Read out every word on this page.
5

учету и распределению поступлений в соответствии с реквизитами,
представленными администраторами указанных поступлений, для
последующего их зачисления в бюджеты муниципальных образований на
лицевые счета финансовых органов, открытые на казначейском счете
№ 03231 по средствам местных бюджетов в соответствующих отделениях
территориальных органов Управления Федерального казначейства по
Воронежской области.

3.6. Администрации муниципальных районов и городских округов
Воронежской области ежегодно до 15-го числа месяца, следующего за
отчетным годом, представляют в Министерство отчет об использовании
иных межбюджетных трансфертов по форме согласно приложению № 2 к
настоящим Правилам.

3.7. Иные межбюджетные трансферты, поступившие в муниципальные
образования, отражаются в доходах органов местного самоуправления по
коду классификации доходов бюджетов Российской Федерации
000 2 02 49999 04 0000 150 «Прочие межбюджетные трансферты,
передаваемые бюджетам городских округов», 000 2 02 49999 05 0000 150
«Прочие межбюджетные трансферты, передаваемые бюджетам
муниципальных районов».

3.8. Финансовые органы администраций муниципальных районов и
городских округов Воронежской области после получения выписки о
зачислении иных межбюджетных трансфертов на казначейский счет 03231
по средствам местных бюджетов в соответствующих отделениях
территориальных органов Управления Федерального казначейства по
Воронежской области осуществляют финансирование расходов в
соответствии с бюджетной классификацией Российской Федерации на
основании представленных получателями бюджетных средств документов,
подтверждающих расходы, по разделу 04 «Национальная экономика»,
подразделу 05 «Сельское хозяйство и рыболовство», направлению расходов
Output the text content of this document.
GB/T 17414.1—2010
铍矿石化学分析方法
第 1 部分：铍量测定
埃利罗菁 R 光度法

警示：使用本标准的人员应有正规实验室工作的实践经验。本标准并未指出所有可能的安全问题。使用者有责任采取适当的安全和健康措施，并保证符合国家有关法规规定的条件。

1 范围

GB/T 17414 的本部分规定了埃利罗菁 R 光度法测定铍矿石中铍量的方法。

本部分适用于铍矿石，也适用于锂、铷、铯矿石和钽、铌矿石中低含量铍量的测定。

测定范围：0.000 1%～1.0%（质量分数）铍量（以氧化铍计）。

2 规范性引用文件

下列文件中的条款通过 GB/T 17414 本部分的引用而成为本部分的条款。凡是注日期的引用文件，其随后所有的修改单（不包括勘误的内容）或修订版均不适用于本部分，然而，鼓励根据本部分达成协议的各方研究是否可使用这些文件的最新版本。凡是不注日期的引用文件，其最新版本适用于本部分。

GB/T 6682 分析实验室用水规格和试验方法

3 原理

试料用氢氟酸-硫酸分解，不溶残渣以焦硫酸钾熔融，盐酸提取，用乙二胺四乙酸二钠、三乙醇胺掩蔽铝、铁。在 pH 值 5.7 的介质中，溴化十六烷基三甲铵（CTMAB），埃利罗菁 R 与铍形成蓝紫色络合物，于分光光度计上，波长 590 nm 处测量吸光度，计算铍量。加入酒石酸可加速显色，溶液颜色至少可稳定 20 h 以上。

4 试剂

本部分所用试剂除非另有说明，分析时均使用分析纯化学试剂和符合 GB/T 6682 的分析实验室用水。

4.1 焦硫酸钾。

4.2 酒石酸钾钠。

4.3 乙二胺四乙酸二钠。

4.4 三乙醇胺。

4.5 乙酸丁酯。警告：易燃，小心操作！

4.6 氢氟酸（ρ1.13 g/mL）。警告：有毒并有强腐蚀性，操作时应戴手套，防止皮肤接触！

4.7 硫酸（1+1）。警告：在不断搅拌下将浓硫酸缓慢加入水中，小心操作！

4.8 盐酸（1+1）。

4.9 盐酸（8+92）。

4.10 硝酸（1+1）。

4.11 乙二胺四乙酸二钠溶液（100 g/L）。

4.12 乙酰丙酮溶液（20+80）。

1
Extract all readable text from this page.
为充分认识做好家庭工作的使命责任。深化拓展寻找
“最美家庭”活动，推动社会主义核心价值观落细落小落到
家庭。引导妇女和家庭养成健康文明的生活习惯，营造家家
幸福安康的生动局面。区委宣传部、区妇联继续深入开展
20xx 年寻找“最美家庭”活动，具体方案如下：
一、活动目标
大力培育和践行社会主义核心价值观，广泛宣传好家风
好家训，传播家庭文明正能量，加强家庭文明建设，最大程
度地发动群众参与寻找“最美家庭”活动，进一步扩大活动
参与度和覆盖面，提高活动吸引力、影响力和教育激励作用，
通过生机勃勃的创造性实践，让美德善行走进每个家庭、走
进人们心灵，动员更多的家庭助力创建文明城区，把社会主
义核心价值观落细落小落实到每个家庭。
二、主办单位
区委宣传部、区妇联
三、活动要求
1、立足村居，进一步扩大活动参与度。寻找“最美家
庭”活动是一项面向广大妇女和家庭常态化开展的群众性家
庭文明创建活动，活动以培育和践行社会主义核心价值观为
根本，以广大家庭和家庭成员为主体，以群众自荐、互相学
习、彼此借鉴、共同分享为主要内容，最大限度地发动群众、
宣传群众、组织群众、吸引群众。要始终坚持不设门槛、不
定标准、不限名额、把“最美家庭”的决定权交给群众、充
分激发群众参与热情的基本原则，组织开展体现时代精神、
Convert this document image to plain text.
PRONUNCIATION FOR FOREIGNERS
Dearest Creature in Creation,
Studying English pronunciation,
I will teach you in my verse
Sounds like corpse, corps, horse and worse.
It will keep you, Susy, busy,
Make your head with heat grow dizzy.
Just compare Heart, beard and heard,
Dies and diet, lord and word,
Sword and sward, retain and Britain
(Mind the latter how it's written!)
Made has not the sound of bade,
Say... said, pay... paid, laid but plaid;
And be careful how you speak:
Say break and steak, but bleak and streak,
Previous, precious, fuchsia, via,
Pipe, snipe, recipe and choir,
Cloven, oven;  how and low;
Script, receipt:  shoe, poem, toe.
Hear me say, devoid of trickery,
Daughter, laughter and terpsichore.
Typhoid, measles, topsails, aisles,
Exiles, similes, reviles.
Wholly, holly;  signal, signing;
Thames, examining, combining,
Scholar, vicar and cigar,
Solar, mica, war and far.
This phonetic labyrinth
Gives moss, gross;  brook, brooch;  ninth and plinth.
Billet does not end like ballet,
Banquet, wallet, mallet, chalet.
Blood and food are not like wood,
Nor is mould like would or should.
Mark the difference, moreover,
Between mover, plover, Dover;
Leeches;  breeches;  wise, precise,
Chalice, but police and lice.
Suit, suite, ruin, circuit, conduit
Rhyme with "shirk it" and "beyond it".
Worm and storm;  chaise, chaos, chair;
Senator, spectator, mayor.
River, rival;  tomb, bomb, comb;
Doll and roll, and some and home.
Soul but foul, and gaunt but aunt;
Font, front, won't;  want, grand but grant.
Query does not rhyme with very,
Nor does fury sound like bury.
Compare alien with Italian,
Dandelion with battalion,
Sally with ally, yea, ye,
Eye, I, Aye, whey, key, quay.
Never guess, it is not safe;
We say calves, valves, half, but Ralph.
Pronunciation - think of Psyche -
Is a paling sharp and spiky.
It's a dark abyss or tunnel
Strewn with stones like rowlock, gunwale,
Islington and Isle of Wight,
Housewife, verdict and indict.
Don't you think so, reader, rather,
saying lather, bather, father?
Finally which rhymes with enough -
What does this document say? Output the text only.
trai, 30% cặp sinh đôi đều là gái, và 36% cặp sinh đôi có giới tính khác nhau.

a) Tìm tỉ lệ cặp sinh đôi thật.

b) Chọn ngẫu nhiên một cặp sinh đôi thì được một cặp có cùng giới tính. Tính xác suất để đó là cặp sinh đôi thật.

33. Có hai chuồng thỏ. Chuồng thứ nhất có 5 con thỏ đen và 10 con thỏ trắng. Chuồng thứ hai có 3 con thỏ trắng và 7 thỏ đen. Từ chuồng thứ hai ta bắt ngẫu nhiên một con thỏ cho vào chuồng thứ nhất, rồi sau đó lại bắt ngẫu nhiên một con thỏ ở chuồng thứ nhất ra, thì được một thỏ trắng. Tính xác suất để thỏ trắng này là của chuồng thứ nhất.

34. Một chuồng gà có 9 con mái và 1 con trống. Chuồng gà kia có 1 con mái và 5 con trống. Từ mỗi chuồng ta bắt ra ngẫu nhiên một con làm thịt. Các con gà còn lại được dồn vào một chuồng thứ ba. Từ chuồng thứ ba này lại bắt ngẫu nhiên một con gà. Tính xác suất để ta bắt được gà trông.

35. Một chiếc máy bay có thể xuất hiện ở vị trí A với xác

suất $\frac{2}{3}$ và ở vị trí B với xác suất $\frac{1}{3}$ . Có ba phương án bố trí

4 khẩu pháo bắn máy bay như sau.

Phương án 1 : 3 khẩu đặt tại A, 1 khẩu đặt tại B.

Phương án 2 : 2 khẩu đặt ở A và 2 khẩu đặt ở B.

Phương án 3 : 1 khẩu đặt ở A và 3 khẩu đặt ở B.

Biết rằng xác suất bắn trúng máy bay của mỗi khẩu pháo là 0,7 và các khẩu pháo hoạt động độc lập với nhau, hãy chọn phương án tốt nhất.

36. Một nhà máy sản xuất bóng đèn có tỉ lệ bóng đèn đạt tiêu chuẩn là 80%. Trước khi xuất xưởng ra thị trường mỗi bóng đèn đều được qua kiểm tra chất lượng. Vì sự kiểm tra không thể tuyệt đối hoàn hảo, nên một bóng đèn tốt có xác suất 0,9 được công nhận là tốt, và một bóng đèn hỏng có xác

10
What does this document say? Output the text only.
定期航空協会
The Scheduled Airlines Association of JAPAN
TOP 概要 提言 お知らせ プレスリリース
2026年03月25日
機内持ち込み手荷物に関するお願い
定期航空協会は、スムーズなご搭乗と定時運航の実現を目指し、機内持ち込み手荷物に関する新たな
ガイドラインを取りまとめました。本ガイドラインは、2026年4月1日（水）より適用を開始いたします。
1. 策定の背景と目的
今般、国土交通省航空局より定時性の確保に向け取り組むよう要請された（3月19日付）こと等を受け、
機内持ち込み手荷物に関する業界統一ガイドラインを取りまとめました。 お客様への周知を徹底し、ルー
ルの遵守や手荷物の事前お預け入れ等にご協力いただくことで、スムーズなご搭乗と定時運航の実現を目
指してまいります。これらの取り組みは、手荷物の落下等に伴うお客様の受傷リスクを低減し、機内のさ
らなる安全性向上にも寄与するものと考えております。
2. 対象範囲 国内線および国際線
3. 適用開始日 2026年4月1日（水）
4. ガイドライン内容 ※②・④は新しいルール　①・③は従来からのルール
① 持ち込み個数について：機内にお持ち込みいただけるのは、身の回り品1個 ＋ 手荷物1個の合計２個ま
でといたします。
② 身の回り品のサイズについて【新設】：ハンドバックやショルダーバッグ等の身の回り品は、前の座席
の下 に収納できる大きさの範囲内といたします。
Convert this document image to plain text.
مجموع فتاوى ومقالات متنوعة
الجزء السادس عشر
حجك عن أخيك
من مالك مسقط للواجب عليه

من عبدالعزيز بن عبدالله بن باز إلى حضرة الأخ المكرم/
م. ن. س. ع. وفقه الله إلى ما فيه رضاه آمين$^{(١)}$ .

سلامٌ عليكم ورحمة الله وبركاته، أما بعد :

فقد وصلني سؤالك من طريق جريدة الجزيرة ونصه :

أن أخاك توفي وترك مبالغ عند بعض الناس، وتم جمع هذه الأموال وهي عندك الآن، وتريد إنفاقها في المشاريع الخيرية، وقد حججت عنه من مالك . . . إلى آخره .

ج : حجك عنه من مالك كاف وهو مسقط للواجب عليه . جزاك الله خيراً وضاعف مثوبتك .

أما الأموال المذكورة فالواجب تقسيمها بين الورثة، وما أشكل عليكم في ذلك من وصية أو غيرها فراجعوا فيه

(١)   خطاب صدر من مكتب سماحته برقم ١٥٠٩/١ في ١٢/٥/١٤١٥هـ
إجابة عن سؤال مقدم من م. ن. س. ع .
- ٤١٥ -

- _Problem_: Identify how many lines in the entries above include the string "like", then state that number alone.

- _Problem solution_: 6